**Exercise**
The entries need to be copied exactly.

** begin Entries **

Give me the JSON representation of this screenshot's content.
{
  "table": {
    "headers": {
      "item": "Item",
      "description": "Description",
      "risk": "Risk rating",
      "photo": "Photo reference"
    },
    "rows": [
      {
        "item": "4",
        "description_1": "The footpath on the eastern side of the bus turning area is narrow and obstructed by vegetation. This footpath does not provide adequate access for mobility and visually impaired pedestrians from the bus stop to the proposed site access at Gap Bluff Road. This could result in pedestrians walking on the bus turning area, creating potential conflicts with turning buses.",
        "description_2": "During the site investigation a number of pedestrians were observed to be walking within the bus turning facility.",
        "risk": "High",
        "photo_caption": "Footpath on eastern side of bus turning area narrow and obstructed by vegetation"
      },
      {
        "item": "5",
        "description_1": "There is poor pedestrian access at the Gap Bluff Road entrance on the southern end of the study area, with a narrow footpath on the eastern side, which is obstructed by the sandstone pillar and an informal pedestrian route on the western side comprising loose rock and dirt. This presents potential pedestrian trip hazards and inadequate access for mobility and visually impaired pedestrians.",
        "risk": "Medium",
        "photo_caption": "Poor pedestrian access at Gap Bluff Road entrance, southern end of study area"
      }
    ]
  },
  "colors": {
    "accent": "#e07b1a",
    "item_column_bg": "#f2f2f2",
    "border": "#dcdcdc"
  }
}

** end Entries **

**Complete output**
Give me the JSON representation of this screenshot's content.
{
  "table": {
    "headers": {
      "item": "Item",
      "description": "Description",
      "risk": "Risk rating",
      "photo": "Photo reference"
    },
    "rows": [
      {
        "item": "4",
        "description_1": "The footpath on the eastern side of the bus turning area is narrow and obstructed by vegetation. This footpath does not provide adequate access for mobility and visually impaired pedestrians from the bus stop to the proposed site access at Gap Bluff Road. This could result in pedestrians walking on the bus turning area, creating potential conflicts with turning buses.",
        "description_2": "During the site investigation a number of pedestrians were observed to be walking within the bus turning facility.",
        "risk": "High",
        "photo_caption": "Footpath on eastern side of bus turning area narrow and obstructed by vegetation"
      },
      {
        "item": "5",
        "description_1": "There is poor pedestrian access at the Gap Bluff Road entrance on the southern end of the study area, with a narrow footpath on the eastern side, which is obstructed by the sandstone pillar and an informal pedestrian route on the western side comprising loose rock and dirt. This presents potential pedestrian trip hazards and inadequate access for mobility and visually impaired pedestrians.",
        "risk": "Medium",
        "photo_caption": "Poor pedestrian access at Gap Bluff Road entrance, southern end of study area"
      }
    ]
  },
  "colors": {
    "accent": "#e07b1a",
    "item_column_bg": "#f2f2f2",
    "border": "#dcdcdc"
  }
}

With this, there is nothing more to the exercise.